EXERCISE REQUIREMENTS:
Copy all lines of the listing that include the string "underlying".

**** RECORDS SHOWN

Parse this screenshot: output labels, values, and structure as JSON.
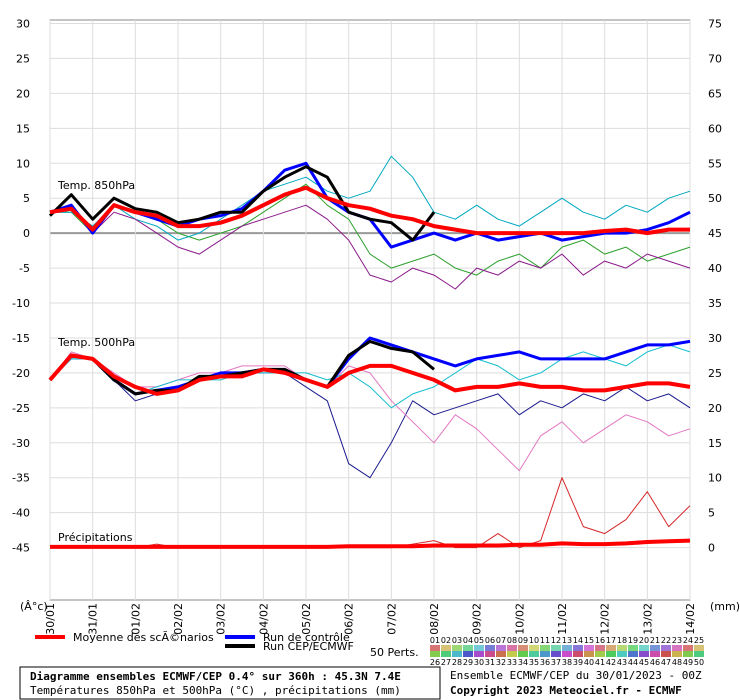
{
  "chart_data": {
    "type": "line",
    "categories": [
      "30/01",
      null,
      "31/01",
      null,
      "01/02",
      null,
      "02/02",
      null,
      "03/02",
      null,
      "04/02",
      null,
      "05/02",
      null,
      "06/02",
      null,
      "07/02",
      null,
      "08/02",
      null,
      "09/02",
      null,
      "10/02",
      null,
      "11/02",
      null,
      "12/02",
      null,
      "13/02",
      null,
      "14/02"
    ],
    "ylim": [
      -52.5,
      30.5
    ],
    "yticks": [
      -45,
      -40,
      -35,
      -30,
      -25,
      -20,
      -15,
      -10,
      -5,
      0,
      5,
      10,
      15,
      20,
      25,
      30
    ],
    "y2lim": [
      -7.5,
      75.5
    ],
    "y2ticks": [
      0,
      5,
      10,
      15,
      20,
      25,
      30,
      35,
      40,
      45,
      50,
      55,
      60,
      65,
      70,
      75
    ],
    "y_unit": "(Â°c)",
    "y2_unit": "(mm)",
    "grid": true,
    "annotations": [
      "Temp. 850hPa",
      "Temp. 500hPa",
      "Précipitations"
    ],
    "perturbations_label": "50 Perts.",
    "perturbation_numbers": [
      "01",
      "02",
      "03",
      "04",
      "05",
      "06",
      "07",
      "08",
      "09",
      "10",
      "11",
      "12",
      "13",
      "14",
      "15",
      "16",
      "17",
      "18",
      "19",
      "20",
      "21",
      "22",
      "23",
      "24",
      "25",
      "26",
      "27",
      "28",
      "29",
      "30",
      "31",
      "32",
      "33",
      "34",
      "35",
      "36",
      "37",
      "38",
      "39",
      "40",
      "41",
      "42",
      "43",
      "44",
      "45",
      "46",
      "47",
      "48",
      "49",
      "50"
    ],
    "series": [
      {
        "color": "#2ca02c",
        "line_width": 1,
        "axis": "y",
        "values": [
          3,
          3,
          0,
          4,
          3,
          2,
          0,
          -1,
          0,
          1,
          3,
          5,
          7,
          4,
          2,
          -3,
          -5,
          -4,
          -3,
          -5,
          -6,
          -4,
          -3,
          -5,
          -2,
          -1,
          -3,
          -2,
          -4,
          -3,
          -2
        ]
      },
      {
        "color": "#00a8c0",
        "line_width": 1,
        "axis": "y",
        "values": [
          3,
          3,
          1,
          4,
          2,
          1,
          -1,
          0,
          2,
          4,
          6,
          7,
          8,
          6,
          5,
          6,
          11,
          8,
          3,
          2,
          4,
          2,
          1,
          3,
          5,
          3,
          2,
          4,
          3,
          5,
          6
        ]
      },
      {
        "color": "#8b1a8b",
        "line_width": 1,
        "axis": "y",
        "values": [
          3,
          4,
          0,
          3,
          2,
          0,
          -2,
          -3,
          -1,
          1,
          2,
          3,
          4,
          2,
          -1,
          -6,
          -7,
          -5,
          -6,
          -8,
          -5,
          -6,
          -4,
          -5,
          -3,
          -6,
          -4,
          -5,
          -3,
          -4,
          -5
        ]
      },
      {
        "color": "#1a1a8b",
        "line_width": 1,
        "axis": "y",
        "values": [
          -21,
          -18,
          -18,
          -21,
          -24,
          -23,
          -22,
          -21,
          -20,
          -20,
          -20,
          -20,
          -22,
          -24,
          -33,
          -35,
          -30,
          -24,
          -26,
          -25,
          -24,
          -23,
          -26,
          -24,
          -25,
          -23,
          -24,
          -22,
          -24,
          -23,
          -25
        ]
      },
      {
        "color": "#e377c2",
        "line_width": 1,
        "axis": "y",
        "values": [
          -21,
          -17,
          -18,
          -20,
          -22,
          -22,
          -21,
          -20,
          -20,
          -19,
          -19,
          -19,
          -21,
          -22,
          -19,
          -20,
          -24,
          -27,
          -30,
          -26,
          -28,
          -31,
          -34,
          -29,
          -27,
          -30,
          -28,
          -26,
          -27,
          -29,
          -28
        ]
      },
      {
        "color": "#17becf",
        "line_width": 1,
        "axis": "y",
        "values": [
          -21,
          -18,
          -18,
          -21,
          -23,
          -22,
          -21,
          -21,
          -21,
          -20,
          -20,
          -20,
          -20,
          -21,
          -20,
          -22,
          -25,
          -23,
          -22,
          -20,
          -18,
          -19,
          -21,
          -20,
          -18,
          -17,
          -18,
          -19,
          -17,
          -16,
          -17
        ]
      },
      {
        "color": "#d62728",
        "line_width": 1,
        "axis": "y2",
        "values": [
          0,
          0,
          0,
          0,
          0,
          0.5,
          0,
          0,
          0,
          0,
          0,
          0,
          0,
          0,
          0,
          0,
          0,
          0.5,
          1,
          0,
          0,
          2,
          0,
          1,
          10,
          3,
          2,
          4,
          8,
          3,
          6
        ]
      },
      {
        "name": "Run de contrôle",
        "color": "#0000ff",
        "line_width": 3,
        "axis": "y",
        "values": [
          3,
          4,
          0,
          4,
          3,
          2,
          1,
          2,
          2.5,
          3.5,
          6,
          9,
          10,
          5,
          3,
          2,
          -2,
          -1,
          0,
          -1,
          0,
          -1,
          -0.5,
          0,
          -1,
          -0.5,
          0,
          0,
          0.5,
          1.5,
          3
        ]
      },
      {
        "color": "#0000ff",
        "line_width": 3,
        "axis": "y",
        "values": [
          -21,
          -17.5,
          -18,
          -21,
          -23,
          -22.5,
          -22,
          -21,
          -20,
          -20,
          -19.5,
          -20,
          -21,
          -22,
          -18,
          -15,
          -16,
          -17,
          -18,
          -19,
          -18,
          -17.5,
          -17,
          -18,
          -18,
          -18,
          -18,
          -17,
          -16,
          -16,
          -15.5
        ]
      },
      {
        "name": "Run CEP/ECMWF",
        "color": "#000000",
        "line_width": 3,
        "axis": "y",
        "values": [
          2.5,
          5.5,
          2,
          5,
          3.5,
          3,
          1.5,
          2,
          3,
          3,
          6,
          8,
          9.5,
          8,
          3,
          2,
          1.5,
          -1,
          3,
          null,
          null,
          null,
          null,
          null,
          null,
          null,
          null,
          null,
          null,
          null,
          null
        ]
      },
      {
        "color": "#000000",
        "line_width": 3,
        "axis": "y",
        "values": [
          -21,
          -17.5,
          -18,
          -21,
          -23,
          -22.5,
          -22.5,
          -20.5,
          -20.5,
          -20,
          -19.5,
          -19.5,
          -21,
          -22,
          -17.5,
          -15.5,
          -16.5,
          -17,
          -19.5,
          null,
          null,
          null,
          null,
          null,
          null,
          null,
          null,
          null,
          null,
          null,
          null
        ]
      },
      {
        "name": "Moyenne des scÃ©narios",
        "color": "#ff0000",
        "line_width": 4,
        "axis": "y",
        "values": [
          3,
          3.5,
          0.5,
          4,
          3,
          2.5,
          1,
          1,
          1.5,
          2.5,
          4,
          5.5,
          6.5,
          5,
          4,
          3.5,
          2.5,
          2,
          1,
          0.5,
          0,
          0,
          0,
          0,
          0,
          0,
          0.3,
          0.5,
          0,
          0.5,
          0.5
        ]
      },
      {
        "color": "#ff0000",
        "line_width": 4,
        "axis": "y",
        "values": [
          -21,
          -17.5,
          -18,
          -20.5,
          -22,
          -23,
          -22.5,
          -21,
          -20.5,
          -20.5,
          -19.5,
          -20,
          -21,
          -22,
          -20,
          -19,
          -19,
          -20,
          -21,
          -22.5,
          -22,
          -22,
          -21.5,
          -22,
          -22,
          -22.5,
          -22.5,
          -22,
          -21.5,
          -21.5,
          -22
        ]
      },
      {
        "color": "#ff0000",
        "line_width": 4,
        "axis": "y2",
        "values": [
          0.1,
          0.1,
          0.1,
          0.1,
          0.1,
          0.1,
          0.1,
          0.1,
          0.1,
          0.1,
          0.1,
          0.1,
          0.1,
          0.1,
          0.2,
          0.2,
          0.2,
          0.2,
          0.3,
          0.3,
          0.3,
          0.3,
          0.4,
          0.4,
          0.6,
          0.5,
          0.5,
          0.6,
          0.8,
          0.9,
          1
        ]
      }
    ]
  },
  "footer": {
    "title": "Diagramme ensembles ECMWF/CEP 0.4° sur 360h : 45.3N 7.4E",
    "subtitle": "Températures 850hPa et 500hPa (°C) , précipitations (mm)",
    "run": "Ensemble ECMWF/CEP du 30/01/2023 - 00Z",
    "copyright": "Copyright 2023 Meteociel.fr - ECMWF"
  }
}
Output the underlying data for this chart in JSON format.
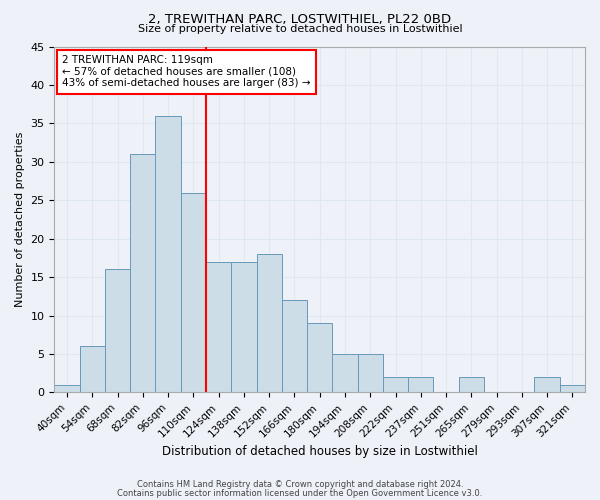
{
  "title1": "2, TREWITHAN PARC, LOSTWITHIEL, PL22 0BD",
  "title2": "Size of property relative to detached houses in Lostwithiel",
  "xlabel": "Distribution of detached houses by size in Lostwithiel",
  "ylabel": "Number of detached properties",
  "bin_labels": [
    "40sqm",
    "54sqm",
    "68sqm",
    "82sqm",
    "96sqm",
    "110sqm",
    "124sqm",
    "138sqm",
    "152sqm",
    "166sqm",
    "180sqm",
    "194sqm",
    "208sqm",
    "222sqm",
    "237sqm",
    "251sqm",
    "265sqm",
    "279sqm",
    "293sqm",
    "307sqm",
    "321sqm"
  ],
  "bar_heights": [
    1,
    6,
    16,
    31,
    36,
    26,
    17,
    17,
    18,
    12,
    9,
    5,
    5,
    2,
    2,
    0,
    2,
    0,
    0,
    2,
    1
  ],
  "bar_color": "#ccdde8",
  "bar_edge_color": "#6699bb",
  "vline_x": 6.0,
  "vline_color": "red",
  "annotation_text": "2 TREWITHAN PARC: 119sqm\n← 57% of detached houses are smaller (108)\n43% of semi-detached houses are larger (83) →",
  "annotation_box_color": "white",
  "annotation_box_edge_color": "red",
  "ylim": [
    0,
    45
  ],
  "yticks": [
    0,
    5,
    10,
    15,
    20,
    25,
    30,
    35,
    40,
    45
  ],
  "grid_color": "#dde8f0",
  "background_color": "#eef2f8",
  "footnote1": "Contains HM Land Registry data © Crown copyright and database right 2024.",
  "footnote2": "Contains public sector information licensed under the Open Government Licence v3.0."
}
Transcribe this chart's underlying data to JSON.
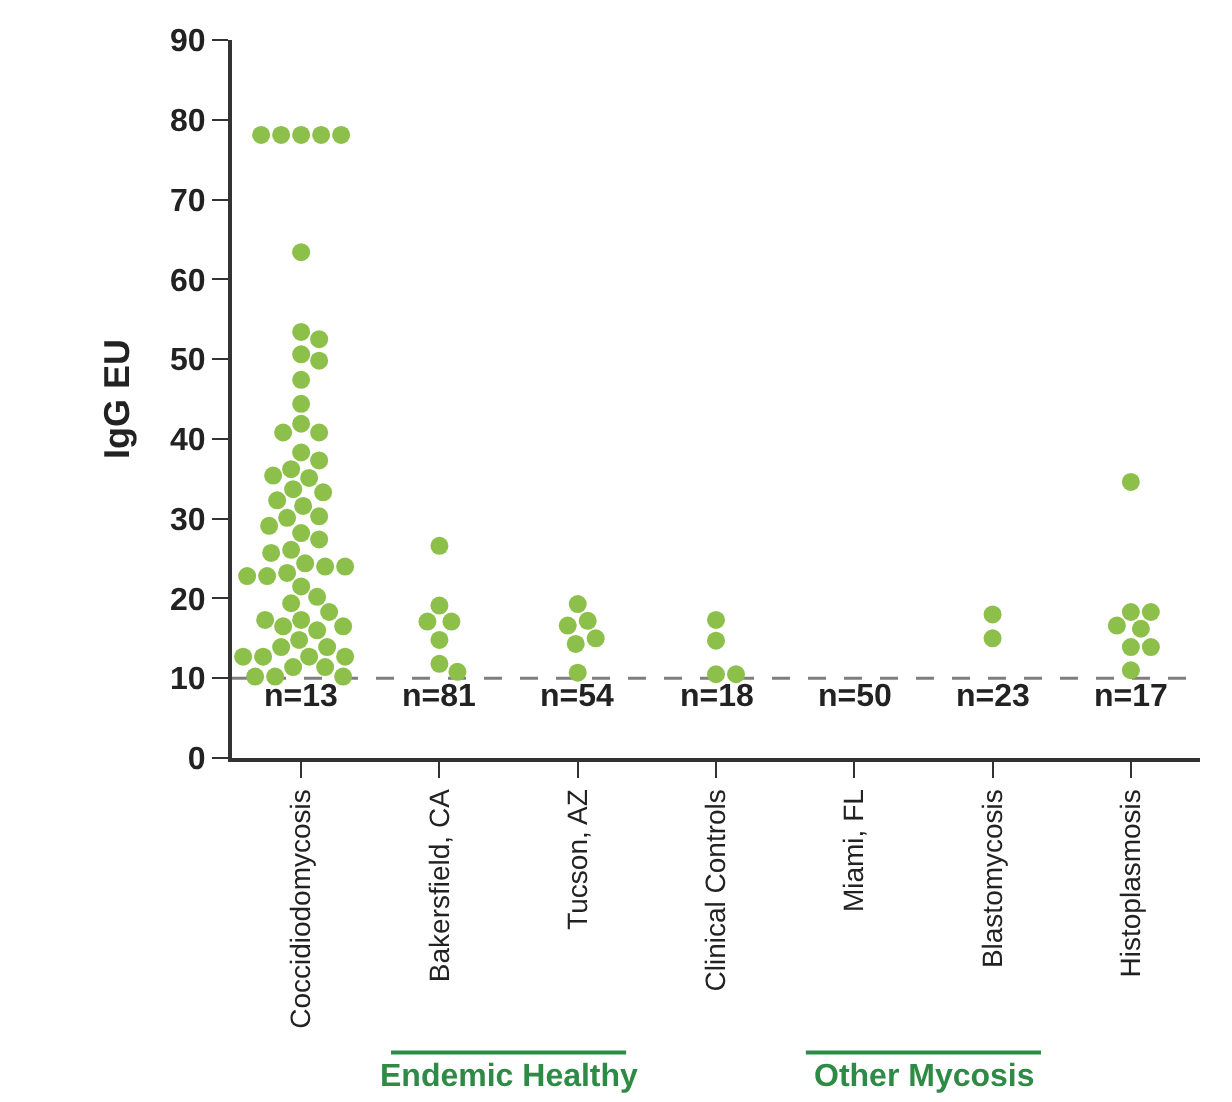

********

EXERCISE RESULT:
Output the underlying data for this chart in JSON format.
Transcribe this chart's underlying data to JSON.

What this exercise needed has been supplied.